> **SHORT PROBLEM**
Copy the following lines verbatim.

(Records)
◇ ◇ ◇

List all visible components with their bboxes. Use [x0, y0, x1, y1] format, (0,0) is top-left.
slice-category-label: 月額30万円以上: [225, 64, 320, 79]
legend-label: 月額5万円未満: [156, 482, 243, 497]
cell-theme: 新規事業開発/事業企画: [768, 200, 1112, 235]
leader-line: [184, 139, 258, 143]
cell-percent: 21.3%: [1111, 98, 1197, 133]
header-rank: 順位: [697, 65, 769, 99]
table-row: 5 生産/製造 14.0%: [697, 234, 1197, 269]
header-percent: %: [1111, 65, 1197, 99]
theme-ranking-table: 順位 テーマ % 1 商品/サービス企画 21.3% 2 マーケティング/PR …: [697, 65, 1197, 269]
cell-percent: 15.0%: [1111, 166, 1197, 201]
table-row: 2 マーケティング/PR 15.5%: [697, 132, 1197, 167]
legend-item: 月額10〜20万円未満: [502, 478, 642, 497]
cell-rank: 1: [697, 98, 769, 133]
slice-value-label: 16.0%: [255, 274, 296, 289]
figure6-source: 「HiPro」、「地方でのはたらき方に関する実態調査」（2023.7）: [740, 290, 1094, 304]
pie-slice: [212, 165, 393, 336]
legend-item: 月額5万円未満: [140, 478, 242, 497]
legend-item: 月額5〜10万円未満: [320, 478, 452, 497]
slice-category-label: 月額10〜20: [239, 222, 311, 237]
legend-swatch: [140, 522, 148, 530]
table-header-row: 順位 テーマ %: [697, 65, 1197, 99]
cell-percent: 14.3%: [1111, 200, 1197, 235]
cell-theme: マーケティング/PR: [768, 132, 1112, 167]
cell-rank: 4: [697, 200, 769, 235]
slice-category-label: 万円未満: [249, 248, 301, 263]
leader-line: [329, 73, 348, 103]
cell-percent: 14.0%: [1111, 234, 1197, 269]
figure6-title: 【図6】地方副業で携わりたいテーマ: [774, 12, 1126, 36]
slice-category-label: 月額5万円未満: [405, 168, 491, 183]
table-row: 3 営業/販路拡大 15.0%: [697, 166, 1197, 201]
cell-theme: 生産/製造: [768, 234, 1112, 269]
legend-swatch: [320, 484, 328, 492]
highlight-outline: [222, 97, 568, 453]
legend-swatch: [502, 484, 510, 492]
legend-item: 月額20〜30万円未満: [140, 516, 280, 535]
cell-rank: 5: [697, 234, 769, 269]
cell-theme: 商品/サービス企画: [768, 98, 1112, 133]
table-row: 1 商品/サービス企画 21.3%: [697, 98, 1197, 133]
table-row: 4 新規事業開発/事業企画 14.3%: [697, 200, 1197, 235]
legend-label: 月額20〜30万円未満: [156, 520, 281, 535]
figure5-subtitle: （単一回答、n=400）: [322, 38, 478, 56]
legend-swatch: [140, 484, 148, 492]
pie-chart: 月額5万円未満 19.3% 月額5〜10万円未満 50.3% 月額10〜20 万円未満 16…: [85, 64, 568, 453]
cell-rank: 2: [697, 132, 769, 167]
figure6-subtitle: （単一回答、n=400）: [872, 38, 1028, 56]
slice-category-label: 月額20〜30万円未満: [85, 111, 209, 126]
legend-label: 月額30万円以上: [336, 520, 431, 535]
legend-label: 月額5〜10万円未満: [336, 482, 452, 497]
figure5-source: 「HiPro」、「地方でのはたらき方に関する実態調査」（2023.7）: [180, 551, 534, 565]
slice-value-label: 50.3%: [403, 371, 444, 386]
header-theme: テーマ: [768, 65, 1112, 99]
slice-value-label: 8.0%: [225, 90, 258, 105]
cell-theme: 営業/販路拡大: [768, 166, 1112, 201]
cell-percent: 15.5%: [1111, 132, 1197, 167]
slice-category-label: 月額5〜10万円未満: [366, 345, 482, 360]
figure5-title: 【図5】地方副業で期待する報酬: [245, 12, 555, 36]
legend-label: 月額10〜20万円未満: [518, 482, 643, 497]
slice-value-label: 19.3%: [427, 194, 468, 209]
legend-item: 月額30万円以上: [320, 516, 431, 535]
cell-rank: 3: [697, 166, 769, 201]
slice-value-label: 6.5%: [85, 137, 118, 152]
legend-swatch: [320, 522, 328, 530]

◇ ◇ ◇

> **OUTPUT OF THE TASK**
List all visible components with their bboxes. Use [x0, y0, x1, y1] format, (0,0) is top-left.
slice-category-label: 月額30万円以上: [225, 64, 320, 79]
legend-label: 月額5万円未満: [156, 482, 243, 497]
cell-theme: 新規事業開発/事業企画: [768, 200, 1112, 235]
leader-line: [184, 139, 258, 143]
cell-percent: 21.3%: [1111, 98, 1197, 133]
header-rank: 順位: [697, 65, 769, 99]
table-row: 5 生産/製造 14.0%: [697, 234, 1197, 269]
header-percent: %: [1111, 65, 1197, 99]
theme-ranking-table: 順位 テーマ % 1 商品/サービス企画 21.3% 2 マーケティング/PR …: [697, 65, 1197, 269]
cell-percent: 15.0%: [1111, 166, 1197, 201]
table-row: 2 マーケティング/PR 15.5%: [697, 132, 1197, 167]
legend-item: 月額10〜20万円未満: [502, 478, 642, 497]
cell-rank: 1: [697, 98, 769, 133]
slice-value-label: 16.0%: [255, 274, 296, 289]
figure6-source: 「HiPro」、「地方でのはたらき方に関する実態調査」（2023.7）: [740, 290, 1094, 304]
pie-slice: [212, 165, 393, 336]
legend-item: 月額5万円未満: [140, 478, 242, 497]
legend-item: 月額5〜10万円未満: [320, 478, 452, 497]
slice-category-label: 月額10〜20: [239, 222, 311, 237]
legend-swatch: [140, 522, 148, 530]
table-header-row: 順位 テーマ %: [697, 65, 1197, 99]
cell-percent: 14.3%: [1111, 200, 1197, 235]
cell-theme: マーケティング/PR: [768, 132, 1112, 167]
cell-rank: 4: [697, 200, 769, 235]
slice-category-label: 万円未満: [249, 248, 301, 263]
leader-line: [329, 73, 348, 103]
cell-percent: 14.0%: [1111, 234, 1197, 269]
figure6-title: 【図6】地方副業で携わりたいテーマ: [774, 12, 1126, 36]
slice-category-label: 月額5万円未満: [405, 168, 491, 183]
table-row: 3 営業/販路拡大 15.0%: [697, 166, 1197, 201]
cell-theme: 生産/製造: [768, 234, 1112, 269]
legend-swatch: [320, 484, 328, 492]
highlight-outline: [222, 97, 568, 453]
legend-swatch: [502, 484, 510, 492]
legend-item: 月額20〜30万円未満: [140, 516, 280, 535]
cell-rank: 5: [697, 234, 769, 269]
cell-theme: 商品/サービス企画: [768, 98, 1112, 133]
table-row: 1 商品/サービス企画 21.3%: [697, 98, 1197, 133]
table-row: 4 新規事業開発/事業企画 14.3%: [697, 200, 1197, 235]
legend-label: 月額20〜30万円未満: [156, 520, 281, 535]
figure5-subtitle: （単一回答、n=400）: [322, 38, 478, 56]
legend-swatch: [140, 484, 148, 492]
pie-chart: 月額5万円未満 19.3% 月額5〜10万円未満 50.3% 月額10〜20 万円未満 16…: [85, 64, 568, 453]
cell-rank: 2: [697, 132, 769, 167]
figure6-subtitle: （単一回答、n=400）: [872, 38, 1028, 56]
slice-category-label: 月額20〜30万円未満: [85, 111, 209, 126]
legend-label: 月額30万円以上: [336, 520, 431, 535]
legend-label: 月額5〜10万円未満: [336, 482, 452, 497]
figure5-source: 「HiPro」、「地方でのはたらき方に関する実態調査」（2023.7）: [180, 551, 534, 565]
slice-value-label: 50.3%: [403, 371, 444, 386]
header-theme: テーマ: [768, 65, 1112, 99]
slice-value-label: 8.0%: [225, 90, 258, 105]
cell-theme: 営業/販路拡大: [768, 166, 1112, 201]
cell-percent: 15.5%: [1111, 132, 1197, 167]
slice-category-label: 月額5〜10万円未満: [366, 345, 482, 360]
figure5-title: 【図5】地方副業で期待する報酬: [245, 12, 555, 36]
legend-label: 月額10〜20万円未満: [518, 482, 643, 497]
slice-value-label: 19.3%: [427, 194, 468, 209]
legend-item: 月額30万円以上: [320, 516, 431, 535]
cell-rank: 3: [697, 166, 769, 201]
slice-value-label: 6.5%: [85, 137, 118, 152]
legend-swatch: [320, 522, 328, 530]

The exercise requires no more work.